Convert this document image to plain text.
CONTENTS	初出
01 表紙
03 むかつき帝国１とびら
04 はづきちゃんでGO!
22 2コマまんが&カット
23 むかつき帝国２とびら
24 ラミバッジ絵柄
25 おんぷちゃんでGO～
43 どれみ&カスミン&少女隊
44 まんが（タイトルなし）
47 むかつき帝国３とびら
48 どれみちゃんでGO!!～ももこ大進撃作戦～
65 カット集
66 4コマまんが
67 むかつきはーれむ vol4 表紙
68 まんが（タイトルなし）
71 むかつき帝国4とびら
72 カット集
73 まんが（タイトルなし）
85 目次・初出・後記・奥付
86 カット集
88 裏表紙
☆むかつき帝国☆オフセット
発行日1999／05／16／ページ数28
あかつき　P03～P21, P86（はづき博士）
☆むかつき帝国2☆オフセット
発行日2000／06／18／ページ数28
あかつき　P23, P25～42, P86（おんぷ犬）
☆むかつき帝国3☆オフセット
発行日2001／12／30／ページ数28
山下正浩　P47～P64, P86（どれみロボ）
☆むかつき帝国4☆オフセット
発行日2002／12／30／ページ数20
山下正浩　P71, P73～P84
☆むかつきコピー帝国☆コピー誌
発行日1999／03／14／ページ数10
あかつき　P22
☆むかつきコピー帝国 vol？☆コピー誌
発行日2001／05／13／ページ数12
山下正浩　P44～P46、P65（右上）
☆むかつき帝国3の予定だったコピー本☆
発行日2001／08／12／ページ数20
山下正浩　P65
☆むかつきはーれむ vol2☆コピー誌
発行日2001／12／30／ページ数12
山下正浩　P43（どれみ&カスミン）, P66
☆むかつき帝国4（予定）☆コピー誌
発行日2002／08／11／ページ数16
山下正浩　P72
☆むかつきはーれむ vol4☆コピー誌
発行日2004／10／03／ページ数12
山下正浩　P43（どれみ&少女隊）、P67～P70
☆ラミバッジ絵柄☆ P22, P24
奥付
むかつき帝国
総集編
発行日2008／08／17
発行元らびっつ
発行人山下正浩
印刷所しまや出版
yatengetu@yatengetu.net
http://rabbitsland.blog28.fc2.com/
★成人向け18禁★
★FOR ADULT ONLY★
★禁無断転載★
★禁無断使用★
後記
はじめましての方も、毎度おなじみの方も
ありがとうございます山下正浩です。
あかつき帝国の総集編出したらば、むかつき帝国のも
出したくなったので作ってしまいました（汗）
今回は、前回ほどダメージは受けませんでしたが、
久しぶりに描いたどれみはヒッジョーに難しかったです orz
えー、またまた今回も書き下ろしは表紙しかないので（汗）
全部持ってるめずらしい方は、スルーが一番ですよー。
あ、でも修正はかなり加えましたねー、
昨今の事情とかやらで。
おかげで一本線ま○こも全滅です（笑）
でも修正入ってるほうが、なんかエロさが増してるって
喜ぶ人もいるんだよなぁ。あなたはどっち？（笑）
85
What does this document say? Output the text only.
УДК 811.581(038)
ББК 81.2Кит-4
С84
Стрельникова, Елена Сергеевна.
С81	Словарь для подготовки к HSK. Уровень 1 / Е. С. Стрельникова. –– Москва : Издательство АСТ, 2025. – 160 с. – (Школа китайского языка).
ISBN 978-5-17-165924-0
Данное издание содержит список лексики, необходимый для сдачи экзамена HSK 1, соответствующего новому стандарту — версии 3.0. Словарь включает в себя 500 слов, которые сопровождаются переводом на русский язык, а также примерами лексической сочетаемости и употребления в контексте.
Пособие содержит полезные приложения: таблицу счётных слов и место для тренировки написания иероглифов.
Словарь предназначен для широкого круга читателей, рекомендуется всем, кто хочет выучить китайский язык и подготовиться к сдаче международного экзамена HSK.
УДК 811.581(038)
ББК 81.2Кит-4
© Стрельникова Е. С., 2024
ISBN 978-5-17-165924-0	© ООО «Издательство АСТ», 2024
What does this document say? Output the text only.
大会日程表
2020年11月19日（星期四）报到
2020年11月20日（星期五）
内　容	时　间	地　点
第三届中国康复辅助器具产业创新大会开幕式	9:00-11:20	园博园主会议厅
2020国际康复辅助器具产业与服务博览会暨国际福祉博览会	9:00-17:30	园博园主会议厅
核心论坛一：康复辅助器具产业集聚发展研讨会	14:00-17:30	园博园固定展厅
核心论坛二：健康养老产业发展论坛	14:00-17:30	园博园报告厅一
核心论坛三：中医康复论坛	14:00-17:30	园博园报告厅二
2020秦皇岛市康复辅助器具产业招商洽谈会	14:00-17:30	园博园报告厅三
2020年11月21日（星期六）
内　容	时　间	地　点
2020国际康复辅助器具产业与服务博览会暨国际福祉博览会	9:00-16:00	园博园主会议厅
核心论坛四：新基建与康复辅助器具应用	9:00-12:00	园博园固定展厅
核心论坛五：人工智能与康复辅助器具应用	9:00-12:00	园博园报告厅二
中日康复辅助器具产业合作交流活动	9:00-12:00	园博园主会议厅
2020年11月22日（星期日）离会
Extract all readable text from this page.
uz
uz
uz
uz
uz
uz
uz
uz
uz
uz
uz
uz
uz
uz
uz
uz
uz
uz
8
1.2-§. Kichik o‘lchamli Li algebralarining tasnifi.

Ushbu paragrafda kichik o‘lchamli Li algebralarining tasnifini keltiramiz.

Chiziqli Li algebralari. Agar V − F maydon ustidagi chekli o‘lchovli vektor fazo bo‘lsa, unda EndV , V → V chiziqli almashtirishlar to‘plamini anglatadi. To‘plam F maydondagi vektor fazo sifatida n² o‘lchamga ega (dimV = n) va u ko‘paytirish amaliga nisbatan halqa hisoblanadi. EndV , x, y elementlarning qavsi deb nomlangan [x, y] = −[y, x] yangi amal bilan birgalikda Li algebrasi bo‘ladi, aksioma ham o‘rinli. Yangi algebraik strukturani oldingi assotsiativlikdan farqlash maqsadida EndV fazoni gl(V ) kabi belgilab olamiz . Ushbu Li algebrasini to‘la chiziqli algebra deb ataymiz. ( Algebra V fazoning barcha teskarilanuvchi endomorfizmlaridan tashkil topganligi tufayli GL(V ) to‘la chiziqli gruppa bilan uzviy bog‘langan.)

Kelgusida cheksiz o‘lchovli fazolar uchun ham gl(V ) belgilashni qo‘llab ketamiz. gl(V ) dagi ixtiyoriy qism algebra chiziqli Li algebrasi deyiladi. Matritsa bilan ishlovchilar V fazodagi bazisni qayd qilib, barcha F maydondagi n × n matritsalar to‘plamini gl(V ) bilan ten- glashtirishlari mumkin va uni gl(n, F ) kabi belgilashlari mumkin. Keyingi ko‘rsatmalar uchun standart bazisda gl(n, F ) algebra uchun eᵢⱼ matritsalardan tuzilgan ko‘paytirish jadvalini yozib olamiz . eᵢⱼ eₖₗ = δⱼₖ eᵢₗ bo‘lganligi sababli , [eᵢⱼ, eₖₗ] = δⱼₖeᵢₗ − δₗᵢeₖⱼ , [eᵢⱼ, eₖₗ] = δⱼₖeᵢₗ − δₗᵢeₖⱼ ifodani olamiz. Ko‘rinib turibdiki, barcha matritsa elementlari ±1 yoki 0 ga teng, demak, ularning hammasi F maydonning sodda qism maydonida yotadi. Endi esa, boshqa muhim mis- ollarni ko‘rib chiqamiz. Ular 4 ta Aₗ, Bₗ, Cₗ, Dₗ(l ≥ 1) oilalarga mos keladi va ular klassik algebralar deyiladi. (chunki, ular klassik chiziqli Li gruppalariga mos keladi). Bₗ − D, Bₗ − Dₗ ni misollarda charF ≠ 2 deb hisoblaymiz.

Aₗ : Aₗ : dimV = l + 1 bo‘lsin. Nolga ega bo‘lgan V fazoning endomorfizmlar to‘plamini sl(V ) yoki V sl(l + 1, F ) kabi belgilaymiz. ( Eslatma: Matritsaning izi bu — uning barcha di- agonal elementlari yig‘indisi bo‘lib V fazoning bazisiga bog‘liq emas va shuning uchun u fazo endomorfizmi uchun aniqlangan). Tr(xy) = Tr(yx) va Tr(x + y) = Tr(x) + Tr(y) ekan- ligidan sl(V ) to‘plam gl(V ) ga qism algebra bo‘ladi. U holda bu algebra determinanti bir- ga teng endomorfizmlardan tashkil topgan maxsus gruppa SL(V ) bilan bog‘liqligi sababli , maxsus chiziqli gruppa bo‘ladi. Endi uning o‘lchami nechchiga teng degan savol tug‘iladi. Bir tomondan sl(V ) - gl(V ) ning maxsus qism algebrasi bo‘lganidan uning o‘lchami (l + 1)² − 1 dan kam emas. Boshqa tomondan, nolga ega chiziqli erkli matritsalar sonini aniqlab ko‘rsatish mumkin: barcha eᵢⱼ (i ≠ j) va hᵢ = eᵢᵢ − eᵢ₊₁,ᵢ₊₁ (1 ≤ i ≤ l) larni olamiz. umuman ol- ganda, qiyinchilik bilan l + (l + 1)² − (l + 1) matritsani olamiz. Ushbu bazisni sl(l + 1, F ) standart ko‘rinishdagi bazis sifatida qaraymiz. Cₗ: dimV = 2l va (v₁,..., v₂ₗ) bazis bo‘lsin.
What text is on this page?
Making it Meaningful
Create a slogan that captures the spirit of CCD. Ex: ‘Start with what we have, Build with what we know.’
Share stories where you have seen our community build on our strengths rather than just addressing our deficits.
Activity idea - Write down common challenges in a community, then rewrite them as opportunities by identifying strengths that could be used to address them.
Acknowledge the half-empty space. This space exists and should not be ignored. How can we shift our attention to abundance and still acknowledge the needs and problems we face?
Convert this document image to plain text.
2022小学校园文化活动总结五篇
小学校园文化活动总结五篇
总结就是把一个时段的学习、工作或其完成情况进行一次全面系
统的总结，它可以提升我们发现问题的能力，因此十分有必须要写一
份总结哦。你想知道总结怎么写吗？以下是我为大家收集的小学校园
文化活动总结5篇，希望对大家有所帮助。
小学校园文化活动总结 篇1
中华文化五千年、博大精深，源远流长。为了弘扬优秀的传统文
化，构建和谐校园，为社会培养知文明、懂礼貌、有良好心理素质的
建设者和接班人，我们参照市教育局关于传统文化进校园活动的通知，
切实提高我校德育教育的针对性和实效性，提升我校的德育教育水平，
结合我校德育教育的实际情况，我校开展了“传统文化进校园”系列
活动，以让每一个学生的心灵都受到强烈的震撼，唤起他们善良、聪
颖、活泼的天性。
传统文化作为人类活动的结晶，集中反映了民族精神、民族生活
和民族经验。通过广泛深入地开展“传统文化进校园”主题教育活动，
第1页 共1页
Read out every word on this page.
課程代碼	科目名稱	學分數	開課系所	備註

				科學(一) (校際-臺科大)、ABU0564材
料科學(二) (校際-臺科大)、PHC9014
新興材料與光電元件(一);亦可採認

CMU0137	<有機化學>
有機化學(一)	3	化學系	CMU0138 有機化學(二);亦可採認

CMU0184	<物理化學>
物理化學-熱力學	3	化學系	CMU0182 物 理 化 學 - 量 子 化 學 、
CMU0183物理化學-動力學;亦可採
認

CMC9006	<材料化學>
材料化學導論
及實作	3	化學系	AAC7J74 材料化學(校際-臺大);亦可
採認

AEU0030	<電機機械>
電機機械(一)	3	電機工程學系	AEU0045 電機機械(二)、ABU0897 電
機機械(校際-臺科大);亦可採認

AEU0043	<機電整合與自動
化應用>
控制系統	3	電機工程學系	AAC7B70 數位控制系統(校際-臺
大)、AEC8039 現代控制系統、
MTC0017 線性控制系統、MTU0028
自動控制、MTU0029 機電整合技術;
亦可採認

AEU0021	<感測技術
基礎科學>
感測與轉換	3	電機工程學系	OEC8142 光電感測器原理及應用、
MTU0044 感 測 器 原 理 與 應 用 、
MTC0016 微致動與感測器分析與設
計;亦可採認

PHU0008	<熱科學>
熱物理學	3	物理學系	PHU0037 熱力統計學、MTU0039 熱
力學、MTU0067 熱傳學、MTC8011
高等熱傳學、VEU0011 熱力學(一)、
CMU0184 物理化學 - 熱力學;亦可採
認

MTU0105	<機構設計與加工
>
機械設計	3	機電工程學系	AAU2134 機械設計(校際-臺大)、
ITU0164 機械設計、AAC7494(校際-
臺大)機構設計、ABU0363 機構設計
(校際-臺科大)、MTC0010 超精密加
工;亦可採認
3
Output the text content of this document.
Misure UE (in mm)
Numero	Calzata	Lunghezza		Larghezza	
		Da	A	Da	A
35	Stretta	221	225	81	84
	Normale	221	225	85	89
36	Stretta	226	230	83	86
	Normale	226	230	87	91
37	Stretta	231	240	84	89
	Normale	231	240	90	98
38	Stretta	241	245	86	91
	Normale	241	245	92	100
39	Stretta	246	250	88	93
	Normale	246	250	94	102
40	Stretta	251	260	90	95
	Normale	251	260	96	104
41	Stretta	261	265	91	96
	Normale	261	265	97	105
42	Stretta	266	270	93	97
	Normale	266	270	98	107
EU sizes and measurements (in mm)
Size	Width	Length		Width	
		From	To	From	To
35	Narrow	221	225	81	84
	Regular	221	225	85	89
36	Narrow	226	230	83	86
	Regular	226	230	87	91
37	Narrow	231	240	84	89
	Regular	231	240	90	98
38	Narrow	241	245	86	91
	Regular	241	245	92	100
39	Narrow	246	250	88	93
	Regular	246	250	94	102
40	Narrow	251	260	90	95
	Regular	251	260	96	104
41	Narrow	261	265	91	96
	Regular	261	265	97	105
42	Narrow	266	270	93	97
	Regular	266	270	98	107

* PROBLEM TO WORK ON: Copy out each line of the material that holds the word "亦可採認".

* OUTPUT:
新興材料與光電元件(一);亦可採認
有機化學(一)	3	化學系	CMU0138 有機化學(二);亦可採認
機機械(校際-臺科大);亦可採認
亦可採認
計;亦可採認
工;亦可採認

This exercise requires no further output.